→ Exercise aim
In full and without deviation, write out the entries that follow.

%%

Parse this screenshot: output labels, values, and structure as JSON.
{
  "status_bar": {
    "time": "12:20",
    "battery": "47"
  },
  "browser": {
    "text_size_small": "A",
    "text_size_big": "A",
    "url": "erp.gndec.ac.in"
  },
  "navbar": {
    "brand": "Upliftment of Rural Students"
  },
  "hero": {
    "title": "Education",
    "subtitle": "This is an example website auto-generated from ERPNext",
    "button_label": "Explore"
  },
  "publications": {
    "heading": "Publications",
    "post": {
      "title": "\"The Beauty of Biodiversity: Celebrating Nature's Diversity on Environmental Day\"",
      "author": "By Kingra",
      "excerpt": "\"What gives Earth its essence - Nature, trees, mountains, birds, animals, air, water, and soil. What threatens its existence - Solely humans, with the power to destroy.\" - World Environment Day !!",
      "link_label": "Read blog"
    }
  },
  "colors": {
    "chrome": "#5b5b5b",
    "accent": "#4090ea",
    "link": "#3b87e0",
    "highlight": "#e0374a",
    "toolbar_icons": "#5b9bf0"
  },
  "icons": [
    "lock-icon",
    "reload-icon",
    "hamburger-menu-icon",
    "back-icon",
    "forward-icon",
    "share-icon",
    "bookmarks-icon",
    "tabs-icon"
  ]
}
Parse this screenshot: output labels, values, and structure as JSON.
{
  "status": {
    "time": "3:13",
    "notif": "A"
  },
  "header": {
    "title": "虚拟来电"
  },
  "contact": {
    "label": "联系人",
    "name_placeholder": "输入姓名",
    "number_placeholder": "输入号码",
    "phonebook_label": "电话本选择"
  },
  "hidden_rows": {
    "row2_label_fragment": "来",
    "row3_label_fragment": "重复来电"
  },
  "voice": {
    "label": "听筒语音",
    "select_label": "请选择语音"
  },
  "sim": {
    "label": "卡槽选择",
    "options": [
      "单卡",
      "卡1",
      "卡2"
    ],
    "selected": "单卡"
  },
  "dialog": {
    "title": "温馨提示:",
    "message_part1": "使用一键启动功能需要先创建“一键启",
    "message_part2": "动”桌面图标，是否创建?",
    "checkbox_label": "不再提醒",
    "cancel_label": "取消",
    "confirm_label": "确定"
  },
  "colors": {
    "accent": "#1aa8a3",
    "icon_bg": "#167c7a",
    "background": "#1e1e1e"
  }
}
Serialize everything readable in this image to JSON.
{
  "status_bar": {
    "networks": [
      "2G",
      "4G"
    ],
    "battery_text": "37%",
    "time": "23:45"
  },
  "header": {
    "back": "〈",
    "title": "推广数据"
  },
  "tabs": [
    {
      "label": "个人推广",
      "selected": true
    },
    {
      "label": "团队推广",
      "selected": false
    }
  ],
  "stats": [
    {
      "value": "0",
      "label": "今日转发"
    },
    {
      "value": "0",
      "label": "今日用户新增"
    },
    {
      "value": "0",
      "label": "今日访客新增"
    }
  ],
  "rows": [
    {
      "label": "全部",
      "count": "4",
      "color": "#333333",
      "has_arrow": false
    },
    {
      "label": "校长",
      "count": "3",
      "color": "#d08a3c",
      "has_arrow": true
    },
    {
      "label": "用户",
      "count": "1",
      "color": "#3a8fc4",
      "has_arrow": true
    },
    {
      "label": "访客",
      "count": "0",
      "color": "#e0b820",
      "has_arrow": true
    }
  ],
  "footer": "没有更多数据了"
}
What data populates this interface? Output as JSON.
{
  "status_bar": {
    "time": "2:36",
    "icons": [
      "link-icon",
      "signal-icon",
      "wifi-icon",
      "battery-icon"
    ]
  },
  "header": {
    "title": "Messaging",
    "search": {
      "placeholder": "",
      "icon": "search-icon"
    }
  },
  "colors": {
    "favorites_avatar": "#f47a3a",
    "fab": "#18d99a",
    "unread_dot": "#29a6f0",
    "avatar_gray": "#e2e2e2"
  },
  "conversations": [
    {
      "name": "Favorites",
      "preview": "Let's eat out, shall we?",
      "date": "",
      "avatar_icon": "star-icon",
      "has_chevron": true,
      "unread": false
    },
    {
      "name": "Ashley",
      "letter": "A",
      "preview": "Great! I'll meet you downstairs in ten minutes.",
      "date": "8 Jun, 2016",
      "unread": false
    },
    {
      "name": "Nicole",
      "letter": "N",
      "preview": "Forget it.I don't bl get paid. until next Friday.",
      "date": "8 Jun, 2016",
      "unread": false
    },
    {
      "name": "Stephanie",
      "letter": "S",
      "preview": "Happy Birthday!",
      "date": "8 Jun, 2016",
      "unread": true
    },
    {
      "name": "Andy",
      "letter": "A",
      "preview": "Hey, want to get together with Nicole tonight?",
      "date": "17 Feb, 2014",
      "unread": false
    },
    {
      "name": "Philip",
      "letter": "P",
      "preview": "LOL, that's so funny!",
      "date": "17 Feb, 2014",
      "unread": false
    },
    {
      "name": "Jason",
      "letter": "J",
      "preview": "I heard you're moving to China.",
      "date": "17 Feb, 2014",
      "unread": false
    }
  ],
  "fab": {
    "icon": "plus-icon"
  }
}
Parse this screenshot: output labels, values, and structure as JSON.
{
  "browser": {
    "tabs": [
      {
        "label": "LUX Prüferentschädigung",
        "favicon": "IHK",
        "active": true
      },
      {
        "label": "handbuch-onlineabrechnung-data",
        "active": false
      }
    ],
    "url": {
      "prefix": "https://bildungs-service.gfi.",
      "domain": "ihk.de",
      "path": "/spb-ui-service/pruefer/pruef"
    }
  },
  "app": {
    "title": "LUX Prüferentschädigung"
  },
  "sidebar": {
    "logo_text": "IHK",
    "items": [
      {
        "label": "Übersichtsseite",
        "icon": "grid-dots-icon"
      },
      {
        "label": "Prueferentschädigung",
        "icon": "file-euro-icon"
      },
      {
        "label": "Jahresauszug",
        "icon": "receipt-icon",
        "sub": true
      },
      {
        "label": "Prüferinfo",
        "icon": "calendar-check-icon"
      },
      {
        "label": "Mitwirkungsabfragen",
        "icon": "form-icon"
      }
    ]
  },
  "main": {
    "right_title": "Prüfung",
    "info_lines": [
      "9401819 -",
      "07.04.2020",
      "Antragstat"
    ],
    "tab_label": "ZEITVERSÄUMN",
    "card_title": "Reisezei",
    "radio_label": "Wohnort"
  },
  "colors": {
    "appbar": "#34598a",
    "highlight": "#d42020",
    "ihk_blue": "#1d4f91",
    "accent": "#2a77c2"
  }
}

%%

→ Output below
Parse this screenshot: output labels, values, and structure as JSON.
{
  "status_bar": {
    "time": "12:20",
    "battery": "47"
  },
  "browser": {
    "text_size_small": "A",
    "text_size_big": "A",
    "url": "erp.gndec.ac.in"
  },
  "navbar": {
    "brand": "Upliftment of Rural Students"
  },
  "hero": {
    "title": "Education",
    "subtitle": "This is an example website auto-generated from ERPNext",
    "button_label": "Explore"
  },
  "publications": {
    "heading": "Publications",
    "post": {
      "title": "\"The Beauty of Biodiversity: Celebrating Nature's Diversity on Environmental Day\"",
      "author": "By Kingra",
      "excerpt": "\"What gives Earth its essence - Nature, trees, mountains, birds, animals, air, water, and soil. What threatens its existence - Solely humans, with the power to destroy.\" - World Environment Day !!",
      "link_label": "Read blog"
    }
  },
  "colors": {
    "chrome": "#5b5b5b",
    "accent": "#4090ea",
    "link": "#3b87e0",
    "highlight": "#e0374a",
    "toolbar_icons": "#5b9bf0"
  },
  "icons": [
    "lock-icon",
    "reload-icon",
    "hamburger-menu-icon",
    "back-icon",
    "forward-icon",
    "share-icon",
    "bookmarks-icon",
    "tabs-icon"
  ]
}
Parse this screenshot: output labels, values, and structure as JSON.
{
  "status": {
    "time": "3:13",
    "notif": "A"
  },
  "header": {
    "title": "虚拟来电"
  },
  "contact": {
    "label": "联系人",
    "name_placeholder": "输入姓名",
    "number_placeholder": "输入号码",
    "phonebook_label": "电话本选择"
  },
  "hidden_rows": {
    "row2_label_fragment": "来",
    "row3_label_fragment": "重复来电"
  },
  "voice": {
    "label": "听筒语音",
    "select_label": "请选择语音"
  },
  "sim": {
    "label": "卡槽选择",
    "options": [
      "单卡",
      "卡1",
      "卡2"
    ],
    "selected": "单卡"
  },
  "dialog": {
    "title": "温馨提示:",
    "message_part1": "使用一键启动功能需要先创建“一键启",
    "message_part2": "动”桌面图标，是否创建?",
    "checkbox_label": "不再提醒",
    "cancel_label": "取消",
    "confirm_label": "确定"
  },
  "colors": {
    "accent": "#1aa8a3",
    "icon_bg": "#167c7a",
    "background": "#1e1e1e"
  }
}
Serialize everything readable in this image to JSON.
{
  "status_bar": {
    "networks": [
      "2G",
      "4G"
    ],
    "battery_text": "37%",
    "time": "23:45"
  },
  "header": {
    "back": "〈",
    "title": "推广数据"
  },
  "tabs": [
    {
      "label": "个人推广",
      "selected": true
    },
    {
      "label": "团队推广",
      "selected": false
    }
  ],
  "stats": [
    {
      "value": "0",
      "label": "今日转发"
    },
    {
      "value": "0",
      "label": "今日用户新增"
    },
    {
      "value": "0",
      "label": "今日访客新增"
    }
  ],
  "rows": [
    {
      "label": "全部",
      "count": "4",
      "color": "#333333",
      "has_arrow": false
    },
    {
      "label": "校长",
      "count": "3",
      "color": "#d08a3c",
      "has_arrow": true
    },
    {
      "label": "用户",
      "count": "1",
      "color": "#3a8fc4",
      "has_arrow": true
    },
    {
      "label": "访客",
      "count": "0",
      "color": "#e0b820",
      "has_arrow": true
    }
  ],
  "footer": "没有更多数据了"
}
What data populates this interface? Output as JSON.
{
  "status_bar": {
    "time": "2:36",
    "icons": [
      "link-icon",
      "signal-icon",
      "wifi-icon",
      "battery-icon"
    ]
  },
  "header": {
    "title": "Messaging",
    "search": {
      "placeholder": "",
      "icon": "search-icon"
    }
  },
  "colors": {
    "favorites_avatar": "#f47a3a",
    "fab": "#18d99a",
    "unread_dot": "#29a6f0",
    "avatar_gray": "#e2e2e2"
  },
  "conversations": [
    {
      "name": "Favorites",
      "preview": "Let's eat out, shall we?",
      "date": "",
      "avatar_icon": "star-icon",
      "has_chevron": true,
      "unread": false
    },
    {
      "name": "Ashley",
      "letter": "A",
      "preview": "Great! I'll meet you downstairs in ten minutes.",
      "date": "8 Jun, 2016",
      "unread": false
    },
    {
      "name": "Nicole",
      "letter": "N",
      "preview": "Forget it.I don't bl get paid. until next Friday.",
      "date": "8 Jun, 2016",
      "unread": false
    },
    {
      "name": "Stephanie",
      "letter": "S",
      "preview": "Happy Birthday!",
      "date": "8 Jun, 2016",
      "unread": true
    },
    {
      "name": "Andy",
      "letter": "A",
      "preview": "Hey, want to get together with Nicole tonight?",
      "date": "17 Feb, 2014",
      "unread": false
    },
    {
      "name": "Philip",
      "letter": "P",
      "preview": "LOL, that's so funny!",
      "date": "17 Feb, 2014",
      "unread": false
    },
    {
      "name": "Jason",
      "letter": "J",
      "preview": "I heard you're moving to China.",
      "date": "17 Feb, 2014",
      "unread": false
    }
  ],
  "fab": {
    "icon": "plus-icon"
  }
}
Parse this screenshot: output labels, values, and structure as JSON.
{
  "browser": {
    "tabs": [
      {
        "label": "LUX Prüferentschädigung",
        "favicon": "IHK",
        "active": true
      },
      {
        "label": "handbuch-onlineabrechnung-data",
        "active": false
      }
    ],
    "url": {
      "prefix": "https://bildungs-service.gfi.",
      "domain": "ihk.de",
      "path": "/spb-ui-service/pruefer/pruef"
    }
  },
  "app": {
    "title": "LUX Prüferentschädigung"
  },
  "sidebar": {
    "logo_text": "IHK",
    "items": [
      {
        "label": "Übersichtsseite",
        "icon": "grid-dots-icon"
      },
      {
        "label": "Prueferentschädigung",
        "icon": "file-euro-icon"
      },
      {
        "label": "Jahresauszug",
        "icon": "receipt-icon",
        "sub": true
      },
      {
        "label": "Prüferinfo",
        "icon": "calendar-check-icon"
      },
      {
        "label": "Mitwirkungsabfragen",
        "icon": "form-icon"
      }
    ]
  },
  "main": {
    "right_title": "Prüfung",
    "info_lines": [
      "9401819 -",
      "07.04.2020",
      "Antragstat"
    ],
    "tab_label": "ZEITVERSÄUMN",
    "card_title": "Reisezei",
    "radio_label": "Wohnort"
  },
  "colors": {
    "appbar": "#34598a",
    "highlight": "#d42020",
    "ihk_blue": "#1d4f91",
    "accent": "#2a77c2"
  }
}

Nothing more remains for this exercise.